## Aim of the task
Can you copy out the data exactly? Leave the images out.

---------- Material to process ----------

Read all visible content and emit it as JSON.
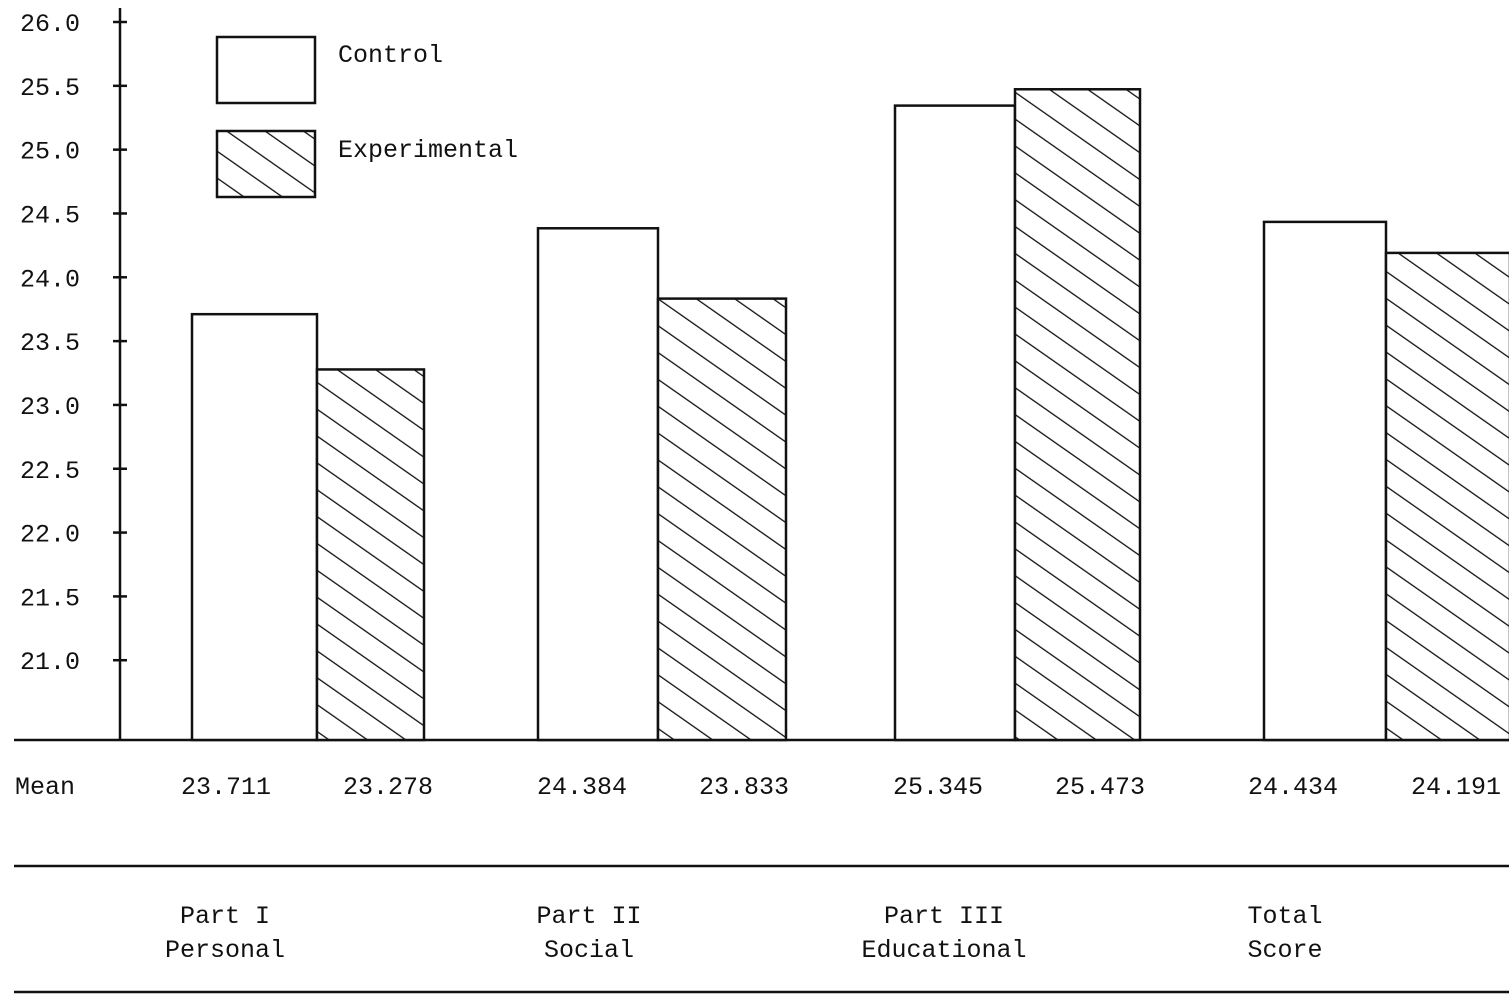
{
  "chart_data": {
    "type": "bar",
    "categories": [
      {
        "line1": "Part I",
        "line2": "Personal"
      },
      {
        "line1": "Part II",
        "line2": "Social"
      },
      {
        "line1": "Part III",
        "line2": "Educational"
      },
      {
        "line1": "Total",
        "line2": "Score"
      }
    ],
    "series": [
      {
        "name": "Control",
        "values": [
          23.711,
          24.384,
          25.345,
          24.434
        ],
        "pattern": "plain"
      },
      {
        "name": "Experimental",
        "values": [
          23.278,
          23.833,
          25.473,
          24.191
        ],
        "pattern": "hatched"
      }
    ],
    "value_row_label": "Mean",
    "value_labels": [
      [
        "23.711",
        "23.278"
      ],
      [
        "24.384",
        "23.833"
      ],
      [
        "25.345",
        "25.473"
      ],
      [
        "24.434",
        "24.191"
      ]
    ],
    "yticks": [
      "21.0",
      "21.5",
      "22.0",
      "22.5",
      "23.0",
      "23.5",
      "24.0",
      "24.5",
      "25.0",
      "25.5",
      "26.0"
    ],
    "ylim": [
      20.375,
      26.0
    ],
    "legend_position": "top-left",
    "colors": {
      "ink": "#111111",
      "background": "#ffffff"
    }
  }
}
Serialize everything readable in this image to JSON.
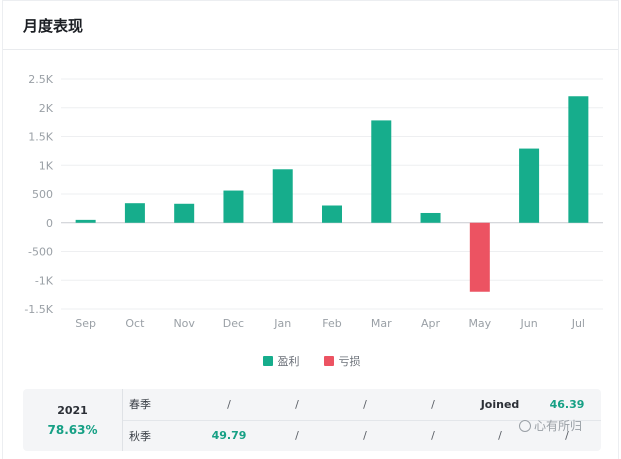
{
  "card": {
    "title": "月度表现"
  },
  "colors": {
    "profit": "#16ad8c",
    "loss": "#ec5362",
    "axis_text": "#9aa0a6",
    "grid": "#eeeff1"
  },
  "chart_data": {
    "type": "bar",
    "categories": [
      "Sep",
      "Oct",
      "Nov",
      "Dec",
      "Jan",
      "Feb",
      "Mar",
      "Apr",
      "May",
      "Jun",
      "Jul"
    ],
    "values": [
      50,
      340,
      330,
      560,
      930,
      300,
      1780,
      170,
      -1200,
      1290,
      2200
    ],
    "yticks": [
      "2.5K",
      "2K",
      "1.5K",
      "1K",
      "500",
      "0",
      "-500",
      "-1K",
      "-1.5K"
    ],
    "ylim": [
      -1500,
      2500
    ],
    "legend": [
      "盈利",
      "亏损"
    ],
    "legend_position": "bottom-center",
    "grid": true
  },
  "season_table": {
    "year": "2021",
    "total_pct": "78.63%",
    "rows": [
      {
        "label": "春季",
        "cells": [
          "/",
          "/",
          "/",
          "/",
          "Joined",
          "46.39"
        ]
      },
      {
        "label": "秋季",
        "cells": [
          "49.79",
          "/",
          "/",
          "/",
          "/",
          "/"
        ]
      }
    ]
  },
  "watermark": {
    "text": "心有所归"
  }
}
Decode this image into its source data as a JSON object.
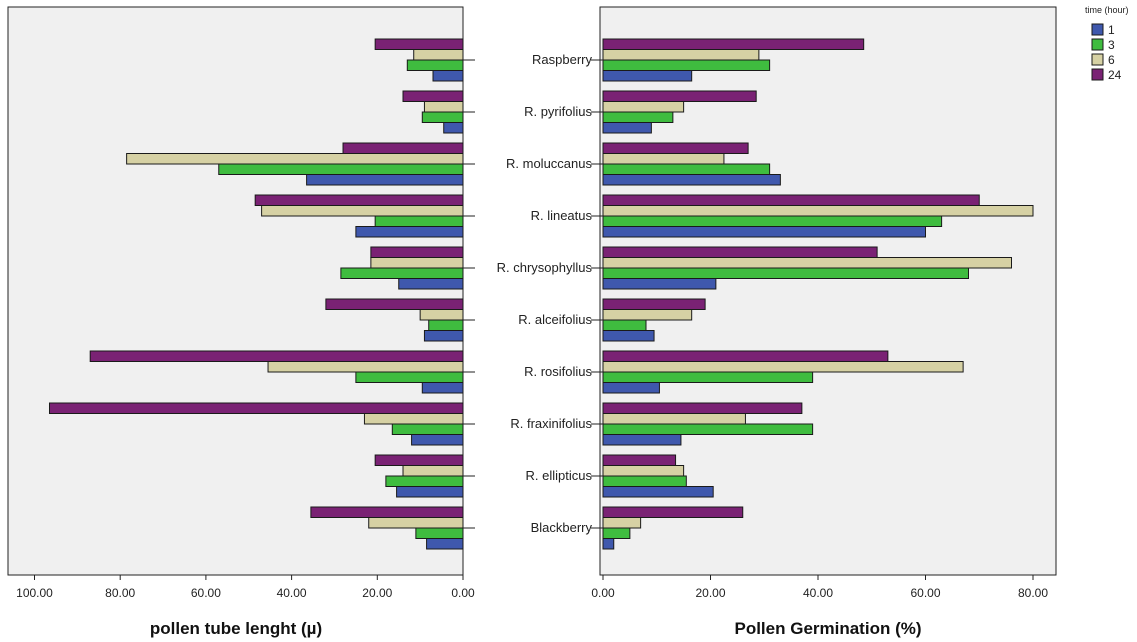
{
  "chart_data": [
    {
      "type": "bar",
      "orientation": "horizontal",
      "direction": "reversed",
      "xlabel": "pollen tube lenght (µ)",
      "xlim": [
        0,
        100
      ],
      "ticks": [
        "100.00",
        "80.00",
        "60.00",
        "40.00",
        "20.00",
        "0.00"
      ],
      "tick_values": [
        100,
        80,
        60,
        40,
        20,
        0
      ],
      "grid": false,
      "categories": [
        "Raspberry",
        "R. pyrifolius",
        "R. moluccanus",
        "R. lineatus",
        "R. chrysophyllus",
        "R. alceifolius",
        "R. rosifolius",
        "R. fraxinifolius",
        "R. ellipticus",
        "Blackberry"
      ],
      "series": [
        {
          "name": "1",
          "values": [
            7,
            4.5,
            36.5,
            25,
            15,
            9,
            9.5,
            12,
            15.5,
            8.5
          ]
        },
        {
          "name": "3",
          "values": [
            13,
            9.5,
            57,
            20.5,
            28.5,
            8,
            25,
            16.5,
            18,
            11
          ]
        },
        {
          "name": "6",
          "values": [
            11.5,
            9,
            78.5,
            47,
            21.5,
            10,
            45.5,
            23,
            14,
            22
          ]
        },
        {
          "name": "24",
          "values": [
            20.5,
            14,
            28,
            48.5,
            21.5,
            32,
            87,
            96.5,
            20.5,
            35.5
          ]
        }
      ]
    },
    {
      "type": "bar",
      "orientation": "horizontal",
      "xlabel": "Pollen Germination (%)",
      "xlim": [
        0,
        82
      ],
      "ticks": [
        "0.00",
        "20.00",
        "40.00",
        "60.00",
        "80.00"
      ],
      "tick_values": [
        0,
        20,
        40,
        60,
        80
      ],
      "grid": false,
      "categories": [
        "Raspberry",
        "R. pyrifolius",
        "R. moluccanus",
        "R. lineatus",
        "R. chrysophyllus",
        "R. alceifolius",
        "R. rosifolius",
        "R. fraxinifolius",
        "R. ellipticus",
        "Blackberry"
      ],
      "series": [
        {
          "name": "1",
          "values": [
            16.5,
            9,
            33,
            60,
            21,
            9.5,
            10.5,
            14.5,
            20.5,
            2
          ]
        },
        {
          "name": "3",
          "values": [
            31,
            13,
            31,
            63,
            68,
            8,
            39,
            39,
            15.5,
            5
          ]
        },
        {
          "name": "6",
          "values": [
            29,
            15,
            22.5,
            80,
            76,
            16.5,
            67,
            26.5,
            15,
            7
          ]
        },
        {
          "name": "24",
          "values": [
            48.5,
            28.5,
            27,
            70,
            51,
            19,
            53,
            37,
            13.5,
            26
          ]
        }
      ]
    }
  ],
  "legend": {
    "title": "time (hour)",
    "placement": "top-right",
    "items": [
      {
        "label": "1",
        "color": "#3f58ad"
      },
      {
        "label": "3",
        "color": "#3fbc3f"
      },
      {
        "label": "6",
        "color": "#d6d1a4"
      },
      {
        "label": "24",
        "color": "#7a2274"
      }
    ]
  },
  "colors": {
    "plot_background": "#f0f0f0",
    "axis": "#222222",
    "bar_stroke": "#1a1a1a"
  }
}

----------

## Correct response
Read all visible content and emit it as JSON.
{
  "chart_data": {
    "type": "bar",
    "categories": [
      {
        "line1": "Part I",
        "line2": "Personal"
      },
      {
        "line1": "Part II",
        "line2": "Social"
      },
      {
        "line1": "Part III",
        "line2": "Educational"
      },
      {
        "line1": "Total",
        "line2": "Score"
      }
    ],
    "series": [
      {
        "name": "Control",
        "values": [
          23.711,
          24.384,
          25.345,
          24.434
        ],
        "pattern": "plain"
      },
      {
        "name": "Experimental",
        "values": [
          23.278,
          23.833,
          25.473,
          24.191
        ],
        "pattern": "hatched"
      }
    ],
    "value_row_label": "Mean",
    "value_labels": [
      [
        "23.711",
        "23.278"
      ],
      [
        "24.384",
        "23.833"
      ],
      [
        "25.345",
        "25.473"
      ],
      [
        "24.434",
        "24.191"
      ]
    ],
    "yticks": [
      "21.0",
      "21.5",
      "22.0",
      "22.5",
      "23.0",
      "23.5",
      "24.0",
      "24.5",
      "25.0",
      "25.5",
      "26.0"
    ],
    "ylim": [
      20.375,
      26.0
    ],
    "legend_position": "top-left",
    "colors": {
      "ink": "#111111",
      "background": "#ffffff"
    }
  }
}
Serialize everything readable in this image to JSON.
{
  "card": {
    "title": "月度表现"
  },
  "colors": {
    "profit": "#16ad8c",
    "loss": "#ec5362",
    "axis_text": "#9aa0a6",
    "grid": "#eeeff1"
  },
  "chart_data": {
    "type": "bar",
    "categories": [
      "Sep",
      "Oct",
      "Nov",
      "Dec",
      "Jan",
      "Feb",
      "Mar",
      "Apr",
      "May",
      "Jun",
      "Jul"
    ],
    "values": [
      50,
      340,
      330,
      560,
      930,
      300,
      1780,
      170,
      -1200,
      1290,
      2200
    ],
    "yticks": [
      "2.5K",
      "2K",
      "1.5K",
      "1K",
      "500",
      "0",
      "-500",
      "-1K",
      "-1.5K"
    ],
    "ylim": [
      -1500,
      2500
    ],
    "legend": [
      "盈利",
      "亏损"
    ],
    "legend_position": "bottom-center",
    "grid": true
  },
  "season_table": {
    "year": "2021",
    "total_pct": "78.63%",
    "rows": [
      {
        "label": "春季",
        "cells": [
          "/",
          "/",
          "/",
          "/",
          "Joined",
          "46.39"
        ]
      },
      {
        "label": "秋季",
        "cells": [
          "49.79",
          "/",
          "/",
          "/",
          "/",
          "/"
        ]
      }
    ]
  },
  "watermark": {
    "text": "心有所归"
  }
}
Decode this image into its source data as a JSON object.
{
  "chart_data": [
    {
      "type": "bar",
      "orientation": "horizontal",
      "direction": "reversed",
      "xlabel": "pollen tube lenght (µ)",
      "xlim": [
        0,
        100
      ],
      "ticks": [
        "100.00",
        "80.00",
        "60.00",
        "40.00",
        "20.00",
        "0.00"
      ],
      "tick_values": [
        100,
        80,
        60,
        40,
        20,
        0
      ],
      "grid": false,
      "categories": [
        "Raspberry",
        "R. pyrifolius",
        "R. moluccanus",
        "R. lineatus",
        "R. chrysophyllus",
        "R. alceifolius",
        "R. rosifolius",
        "R. fraxinifolius",
        "R. ellipticus",
        "Blackberry"
      ],
      "series": [
        {
          "name": "1",
          "values": [
            7,
            4.5,
            36.5,
            25,
            15,
            9,
            9.5,
            12,
            15.5,
            8.5
          ]
        },
        {
          "name": "3",
          "values": [
            13,
            9.5,
            57,
            20.5,
            28.5,
            8,
            25,
            16.5,
            18,
            11
          ]
        },
        {
          "name": "6",
          "values": [
            11.5,
            9,
            78.5,
            47,
            21.5,
            10,
            45.5,
            23,
            14,
            22
          ]
        },
        {
          "name": "24",
          "values": [
            20.5,
            14,
            28,
            48.5,
            21.5,
            32,
            87,
            96.5,
            20.5,
            35.5
          ]
        }
      ]
    },
    {
      "type": "bar",
      "orientation": "horizontal",
      "xlabel": "Pollen Germination (%)",
      "xlim": [
        0,
        82
      ],
      "ticks": [
        "0.00",
        "20.00",
        "40.00",
        "60.00",
        "80.00"
      ],
      "tick_values": [
        0,
        20,
        40,
        60,
        80
      ],
      "grid": false,
      "categories": [
        "Raspberry",
        "R. pyrifolius",
        "R. moluccanus",
        "R. lineatus",
        "R. chrysophyllus",
        "R. alceifolius",
        "R. rosifolius",
        "R. fraxinifolius",
        "R. ellipticus",
        "Blackberry"
      ],
      "series": [
        {
          "name": "1",
          "values": [
            16.5,
            9,
            33,
            60,
            21,
            9.5,
            10.5,
            14.5,
            20.5,
            2
          ]
        },
        {
          "name": "3",
          "values": [
            31,
            13,
            31,
            63,
            68,
            8,
            39,
            39,
            15.5,
            5
          ]
        },
        {
          "name": "6",
          "values": [
            29,
            15,
            22.5,
            80,
            76,
            16.5,
            67,
            26.5,
            15,
            7
          ]
        },
        {
          "name": "24",
          "values": [
            48.5,
            28.5,
            27,
            70,
            51,
            19,
            53,
            37,
            13.5,
            26
          ]
        }
      ]
    }
  ],
  "legend": {
    "title": "time (hour)",
    "placement": "top-right",
    "items": [
      {
        "label": "1",
        "color": "#3f58ad"
      },
      {
        "label": "3",
        "color": "#3fbc3f"
      },
      {
        "label": "6",
        "color": "#d6d1a4"
      },
      {
        "label": "24",
        "color": "#7a2274"
      }
    ]
  },
  "colors": {
    "plot_background": "#f0f0f0",
    "axis": "#222222",
    "bar_stroke": "#1a1a1a"
  }
}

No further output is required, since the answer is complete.